**Request**. Arrange the lines from the start of the records up to and including the line with "option-road-facility-damage-label: 도로, 시설물" as a Markdown table with the columns No. and Line. Put one line in each row and leave out any blank lines.

**Supplied material**.

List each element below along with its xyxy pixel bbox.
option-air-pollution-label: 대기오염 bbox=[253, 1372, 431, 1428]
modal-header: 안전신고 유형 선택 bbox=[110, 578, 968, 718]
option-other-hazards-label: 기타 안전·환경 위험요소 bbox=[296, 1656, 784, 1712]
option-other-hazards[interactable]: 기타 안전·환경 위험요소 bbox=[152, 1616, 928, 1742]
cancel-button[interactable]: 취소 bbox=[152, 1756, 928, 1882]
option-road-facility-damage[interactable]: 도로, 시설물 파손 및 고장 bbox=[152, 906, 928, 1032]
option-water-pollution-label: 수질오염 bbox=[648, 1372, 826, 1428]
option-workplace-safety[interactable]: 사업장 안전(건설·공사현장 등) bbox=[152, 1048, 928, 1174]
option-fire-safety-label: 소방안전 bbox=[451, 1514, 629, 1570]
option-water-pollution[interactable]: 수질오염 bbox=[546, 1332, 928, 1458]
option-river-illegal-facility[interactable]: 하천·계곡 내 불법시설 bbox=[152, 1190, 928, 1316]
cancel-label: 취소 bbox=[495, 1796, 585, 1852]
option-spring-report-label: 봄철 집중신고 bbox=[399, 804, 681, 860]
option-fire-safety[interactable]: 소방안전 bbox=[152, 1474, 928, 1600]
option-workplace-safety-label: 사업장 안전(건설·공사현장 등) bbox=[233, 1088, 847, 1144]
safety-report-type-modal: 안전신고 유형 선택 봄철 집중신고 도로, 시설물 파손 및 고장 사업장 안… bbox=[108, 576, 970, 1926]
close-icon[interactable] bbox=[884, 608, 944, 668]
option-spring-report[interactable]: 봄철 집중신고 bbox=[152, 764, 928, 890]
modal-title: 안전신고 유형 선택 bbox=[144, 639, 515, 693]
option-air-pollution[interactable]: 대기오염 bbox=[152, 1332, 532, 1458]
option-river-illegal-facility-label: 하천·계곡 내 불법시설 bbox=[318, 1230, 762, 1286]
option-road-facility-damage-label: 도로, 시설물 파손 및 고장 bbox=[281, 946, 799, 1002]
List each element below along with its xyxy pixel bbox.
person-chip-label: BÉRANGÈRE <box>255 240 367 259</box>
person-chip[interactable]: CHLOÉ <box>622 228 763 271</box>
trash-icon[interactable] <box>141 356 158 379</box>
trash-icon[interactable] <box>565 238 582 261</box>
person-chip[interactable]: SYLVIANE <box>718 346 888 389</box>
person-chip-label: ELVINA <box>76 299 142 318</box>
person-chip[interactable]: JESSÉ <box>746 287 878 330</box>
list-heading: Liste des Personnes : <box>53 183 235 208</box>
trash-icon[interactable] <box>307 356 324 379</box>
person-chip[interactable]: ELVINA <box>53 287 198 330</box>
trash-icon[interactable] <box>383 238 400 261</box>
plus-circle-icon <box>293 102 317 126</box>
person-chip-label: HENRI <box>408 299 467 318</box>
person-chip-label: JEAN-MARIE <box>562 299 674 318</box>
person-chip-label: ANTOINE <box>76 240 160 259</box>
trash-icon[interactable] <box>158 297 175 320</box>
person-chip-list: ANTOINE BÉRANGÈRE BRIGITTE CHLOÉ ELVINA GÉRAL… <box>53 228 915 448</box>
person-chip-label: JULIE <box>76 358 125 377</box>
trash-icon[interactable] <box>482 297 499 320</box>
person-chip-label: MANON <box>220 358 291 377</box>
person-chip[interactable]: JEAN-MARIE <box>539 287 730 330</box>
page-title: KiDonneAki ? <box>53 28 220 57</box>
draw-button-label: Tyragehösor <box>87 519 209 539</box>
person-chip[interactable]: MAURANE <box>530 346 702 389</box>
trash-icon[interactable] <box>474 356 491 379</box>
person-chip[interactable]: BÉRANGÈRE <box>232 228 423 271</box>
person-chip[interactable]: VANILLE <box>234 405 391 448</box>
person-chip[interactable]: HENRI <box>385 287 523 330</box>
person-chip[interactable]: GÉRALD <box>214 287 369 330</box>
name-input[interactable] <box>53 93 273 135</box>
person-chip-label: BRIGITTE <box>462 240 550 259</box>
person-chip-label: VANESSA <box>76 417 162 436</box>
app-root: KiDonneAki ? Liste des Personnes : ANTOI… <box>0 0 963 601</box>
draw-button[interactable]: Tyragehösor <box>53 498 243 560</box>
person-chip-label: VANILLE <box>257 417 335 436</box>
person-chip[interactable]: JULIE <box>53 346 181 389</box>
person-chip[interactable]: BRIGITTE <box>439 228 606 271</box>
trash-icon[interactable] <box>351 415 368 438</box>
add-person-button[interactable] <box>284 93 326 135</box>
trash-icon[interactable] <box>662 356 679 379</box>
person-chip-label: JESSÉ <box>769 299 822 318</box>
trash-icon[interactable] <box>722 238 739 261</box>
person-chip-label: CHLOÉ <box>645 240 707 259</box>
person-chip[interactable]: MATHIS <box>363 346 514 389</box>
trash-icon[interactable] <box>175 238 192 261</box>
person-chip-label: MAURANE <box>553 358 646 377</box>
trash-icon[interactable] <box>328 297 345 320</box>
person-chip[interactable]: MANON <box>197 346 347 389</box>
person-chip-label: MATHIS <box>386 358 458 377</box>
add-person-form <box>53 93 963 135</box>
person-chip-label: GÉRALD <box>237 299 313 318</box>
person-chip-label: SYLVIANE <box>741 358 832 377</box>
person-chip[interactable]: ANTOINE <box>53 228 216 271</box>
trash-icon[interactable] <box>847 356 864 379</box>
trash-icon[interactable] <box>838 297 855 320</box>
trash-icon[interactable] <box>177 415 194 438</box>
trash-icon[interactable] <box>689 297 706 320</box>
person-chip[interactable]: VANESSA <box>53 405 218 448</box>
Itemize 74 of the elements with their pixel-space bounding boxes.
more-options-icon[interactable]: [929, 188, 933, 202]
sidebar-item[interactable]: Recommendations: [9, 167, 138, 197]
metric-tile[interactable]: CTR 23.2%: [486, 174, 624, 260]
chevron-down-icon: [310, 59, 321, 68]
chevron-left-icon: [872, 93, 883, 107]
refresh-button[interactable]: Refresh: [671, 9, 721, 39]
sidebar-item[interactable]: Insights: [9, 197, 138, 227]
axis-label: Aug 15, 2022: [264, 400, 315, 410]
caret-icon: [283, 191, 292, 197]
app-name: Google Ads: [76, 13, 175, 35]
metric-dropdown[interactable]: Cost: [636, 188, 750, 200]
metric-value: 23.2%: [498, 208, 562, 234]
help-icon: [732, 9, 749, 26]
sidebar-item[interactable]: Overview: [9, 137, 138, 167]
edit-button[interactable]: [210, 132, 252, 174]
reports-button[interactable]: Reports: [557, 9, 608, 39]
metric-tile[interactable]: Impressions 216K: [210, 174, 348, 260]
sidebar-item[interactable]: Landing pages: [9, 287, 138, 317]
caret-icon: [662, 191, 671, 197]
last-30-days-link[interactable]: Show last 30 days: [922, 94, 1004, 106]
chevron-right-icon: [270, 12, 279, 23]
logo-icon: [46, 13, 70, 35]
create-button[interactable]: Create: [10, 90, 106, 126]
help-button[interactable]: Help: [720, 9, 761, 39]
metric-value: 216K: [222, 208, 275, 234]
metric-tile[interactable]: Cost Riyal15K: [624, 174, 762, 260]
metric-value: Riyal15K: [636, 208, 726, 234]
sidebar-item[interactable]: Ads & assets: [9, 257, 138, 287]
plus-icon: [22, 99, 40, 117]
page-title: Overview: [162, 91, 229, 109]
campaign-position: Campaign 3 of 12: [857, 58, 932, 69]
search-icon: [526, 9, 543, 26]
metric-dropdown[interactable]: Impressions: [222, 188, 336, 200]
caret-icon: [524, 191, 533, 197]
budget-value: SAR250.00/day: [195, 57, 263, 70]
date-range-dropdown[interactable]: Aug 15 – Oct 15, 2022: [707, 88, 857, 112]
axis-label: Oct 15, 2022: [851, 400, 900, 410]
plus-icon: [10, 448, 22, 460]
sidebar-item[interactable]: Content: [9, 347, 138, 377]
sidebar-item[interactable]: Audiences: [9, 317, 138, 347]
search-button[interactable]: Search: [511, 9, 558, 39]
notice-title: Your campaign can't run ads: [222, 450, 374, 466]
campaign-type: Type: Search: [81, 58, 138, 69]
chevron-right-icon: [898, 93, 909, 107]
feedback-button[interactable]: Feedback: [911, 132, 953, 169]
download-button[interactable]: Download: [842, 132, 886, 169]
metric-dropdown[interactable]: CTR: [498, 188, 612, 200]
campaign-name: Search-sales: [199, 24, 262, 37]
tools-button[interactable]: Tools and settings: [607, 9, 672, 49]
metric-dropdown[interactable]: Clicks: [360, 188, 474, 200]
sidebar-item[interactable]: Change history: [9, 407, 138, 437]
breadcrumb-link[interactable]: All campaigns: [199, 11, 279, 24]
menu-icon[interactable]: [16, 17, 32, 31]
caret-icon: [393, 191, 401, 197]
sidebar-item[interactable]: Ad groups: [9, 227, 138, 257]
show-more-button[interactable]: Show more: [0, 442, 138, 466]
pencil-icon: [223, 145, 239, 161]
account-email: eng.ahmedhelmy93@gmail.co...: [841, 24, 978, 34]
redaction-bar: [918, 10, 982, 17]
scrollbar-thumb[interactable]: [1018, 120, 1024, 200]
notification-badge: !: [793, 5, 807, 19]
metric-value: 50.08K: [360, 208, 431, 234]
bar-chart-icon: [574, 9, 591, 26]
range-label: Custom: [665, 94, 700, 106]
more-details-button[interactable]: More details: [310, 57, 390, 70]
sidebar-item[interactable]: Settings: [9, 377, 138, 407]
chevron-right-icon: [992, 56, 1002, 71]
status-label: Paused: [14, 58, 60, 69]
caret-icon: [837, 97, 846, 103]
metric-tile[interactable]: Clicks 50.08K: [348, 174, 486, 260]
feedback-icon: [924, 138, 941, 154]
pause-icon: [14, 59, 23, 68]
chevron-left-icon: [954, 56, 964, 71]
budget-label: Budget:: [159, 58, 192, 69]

**Full output**.
| No. | Line |
|---|---|
| 1 | List each element below along with its xyxy pixel bbox. |
| 2 | option-air-pollution-label: 대기오염 bbox=[253, 1372, 431, 1428] |
| 3 | modal-header: 안전신고 유형 선택 bbox=[110, 578, 968, 718] |
| 4 | option-other-hazards-label: 기타 안전·환경 위험요소 bbox=[296, 1656, 784, 1712] |
| 5 | option-other-hazards[interactable]: 기타 안전·환경 위험요소 bbox=[152, 1616, 928, 1742] |
| 6 | cancel-button[interactable]: 취소 bbox=[152, 1756, 928, 1882] |
| 7 | option-road-facility-damage[interactable]: 도로, 시설물 파손 및 고장 bbox=[152, 906, 928, 1032] |
| 8 | option-water-pollution-label: 수질오염 bbox=[648, 1372, 826, 1428] |
| 9 | option-workplace-safety[interactable]: 사업장 안전(건설·공사현장 등) bbox=[152, 1048, 928, 1174] |
| 10 | option-fire-safety-label: 소방안전 bbox=[451, 1514, 629, 1570] |
| 11 | option-water-pollution[interactable]: 수질오염 bbox=[546, 1332, 928, 1458] |
| 12 | option-river-illegal-facility[interactable]: 하천·계곡 내 불법시설 bbox=[152, 1190, 928, 1316] |
| 13 | cancel-label: 취소 bbox=[495, 1796, 585, 1852] |
| 14 | option-spring-report-label: 봄철 집중신고 bbox=[399, 804, 681, 860] |
| 15 | option-fire-safety[interactable]: 소방안전 bbox=[152, 1474, 928, 1600] |
| 16 | option-workplace-safety-label: 사업장 안전(건설·공사현장 등) bbox=[233, 1088, 847, 1144] |
| 17 | safety-report-type-modal: 안전신고 유형 선택 봄철 집중신고 도로, 시설물 파손 및 고장 사업장 안… bbox=[108, 576, 970, 1926] |
| 18 | close-icon[interactable] bbox=[884, 608, 944, 668] |
| 19 | option-spring-report[interactable]: 봄철 집중신고 bbox=[152, 764, 928, 890] |
| 20 | modal-title: 안전신고 유형 선택 bbox=[144, 639, 515, 693] |
| 21 | option-air-pollution[interactable]: 대기오염 bbox=[152, 1332, 532, 1458] |
| 22 | option-river-illegal-facility-label: 하천·계곡 내 불법시설 bbox=[318, 1230, 762, 1286] |
| 23 | option-road-facility-damage-label: 도로, 시설물 파손 및 고장 bbox=[281, 946, 799, 1002] |